### Listed entries
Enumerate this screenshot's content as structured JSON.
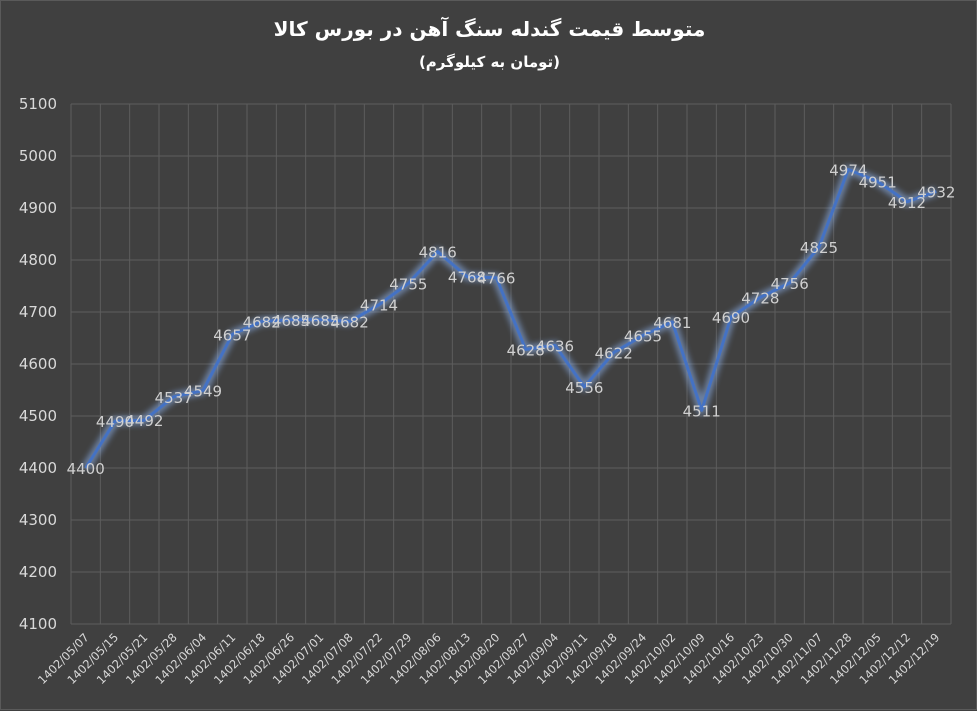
{
  "chart_data": {
    "type": "line",
    "title": "متوسط قیمت گندله سنگ آهن در بورس کالا",
    "subtitle": "(تومان به کیلوگرم)",
    "categories": [
      "1402/05/07",
      "1402/05/15",
      "1402/05/21",
      "1402/05/28",
      "1402/06/04",
      "1402/06/11",
      "1402/06/18",
      "1402/06/26",
      "1402/07/01",
      "1402/07/08",
      "1402/07/22",
      "1402/07/29",
      "1402/08/06",
      "1402/08/13",
      "1402/08/20",
      "1402/08/27",
      "1402/09/04",
      "1402/09/11",
      "1402/09/18",
      "1402/09/24",
      "1402/10/02",
      "1402/10/09",
      "1402/10/16",
      "1402/10/23",
      "1402/10/30",
      "1402/11/07",
      "1402/11/28",
      "1402/12/05",
      "1402/12/12",
      "1402/12/19"
    ],
    "series": [
      {
        "values": [
          4400,
          4490,
          4492,
          4537,
          4549,
          4657,
          4682,
          4685,
          4685,
          4682,
          4714,
          4755,
          4816,
          4768,
          4766,
          4628,
          4636,
          4556,
          4622,
          4655,
          4681,
          4511,
          4690,
          4728,
          4756,
          4825,
          4974,
          4951,
          4912,
          4932
        ]
      }
    ],
    "yticks": [
      "4100",
      "4200",
      "4300",
      "4400",
      "4500",
      "4600",
      "4700",
      "4800",
      "4900",
      "5000",
      "5100"
    ],
    "ylim": [
      4100,
      5100
    ],
    "grid": true,
    "line_color": "#4472c4",
    "glow_color": "#8eb4f0",
    "background_color": "#404040"
  }
}
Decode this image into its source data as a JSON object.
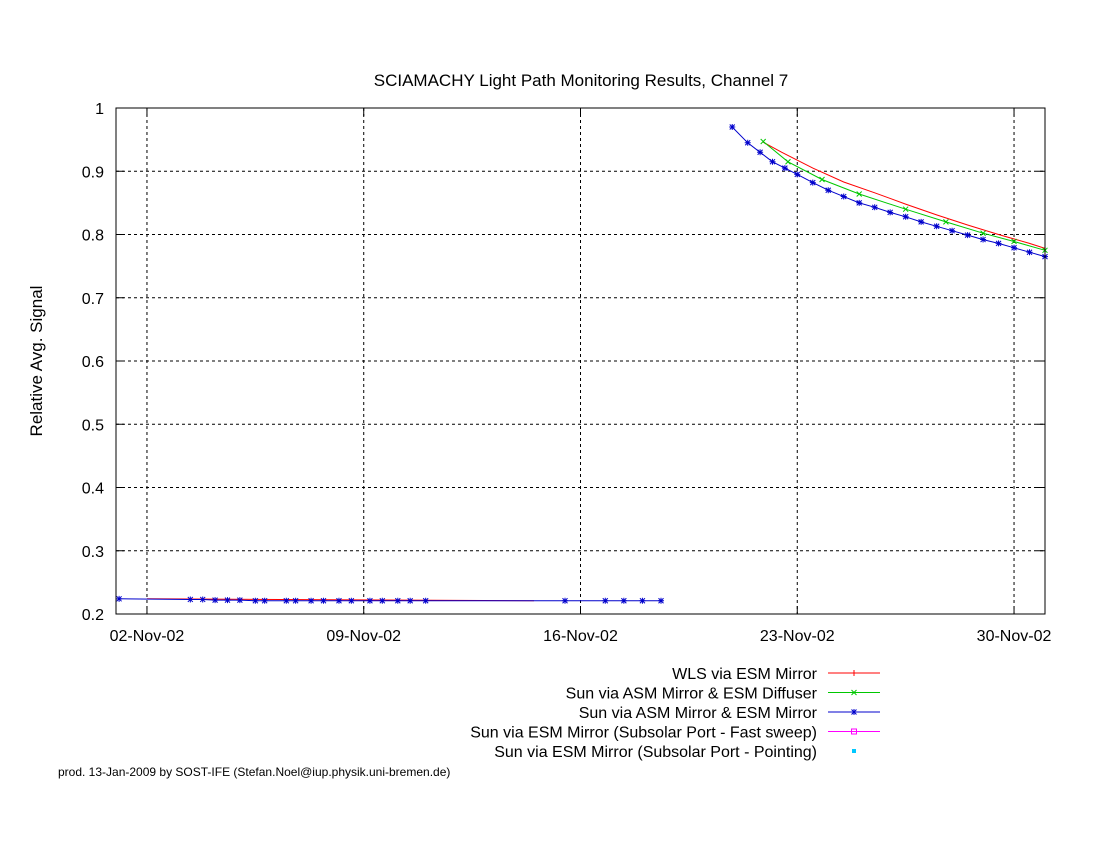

### Task instructions
Leave the pictures out and print the records above exactly as they stand.

### Exercise solution
Enumerate this screenshot's content as structured JSON.
{
  "chart_data": {
    "type": "line",
    "title": "متوسط قیمت گندله سنگ آهن در بورس کالا",
    "subtitle": "(تومان به کیلوگرم)",
    "categories": [
      "1402/05/07",
      "1402/05/15",
      "1402/05/21",
      "1402/05/28",
      "1402/06/04",
      "1402/06/11",
      "1402/06/18",
      "1402/06/26",
      "1402/07/01",
      "1402/07/08",
      "1402/07/22",
      "1402/07/29",
      "1402/08/06",
      "1402/08/13",
      "1402/08/20",
      "1402/08/27",
      "1402/09/04",
      "1402/09/11",
      "1402/09/18",
      "1402/09/24",
      "1402/10/02",
      "1402/10/09",
      "1402/10/16",
      "1402/10/23",
      "1402/10/30",
      "1402/11/07",
      "1402/11/28",
      "1402/12/05",
      "1402/12/12",
      "1402/12/19"
    ],
    "series": [
      {
        "values": [
          4400,
          4490,
          4492,
          4537,
          4549,
          4657,
          4682,
          4685,
          4685,
          4682,
          4714,
          4755,
          4816,
          4768,
          4766,
          4628,
          4636,
          4556,
          4622,
          4655,
          4681,
          4511,
          4690,
          4728,
          4756,
          4825,
          4974,
          4951,
          4912,
          4932
        ]
      }
    ],
    "yticks": [
      "4100",
      "4200",
      "4300",
      "4400",
      "4500",
      "4600",
      "4700",
      "4800",
      "4900",
      "5000",
      "5100"
    ],
    "ylim": [
      4100,
      5100
    ],
    "grid": true,
    "line_color": "#4472c4",
    "glow_color": "#8eb4f0",
    "background_color": "#404040"
  }
}
Decode this image into its source data as a JSON object.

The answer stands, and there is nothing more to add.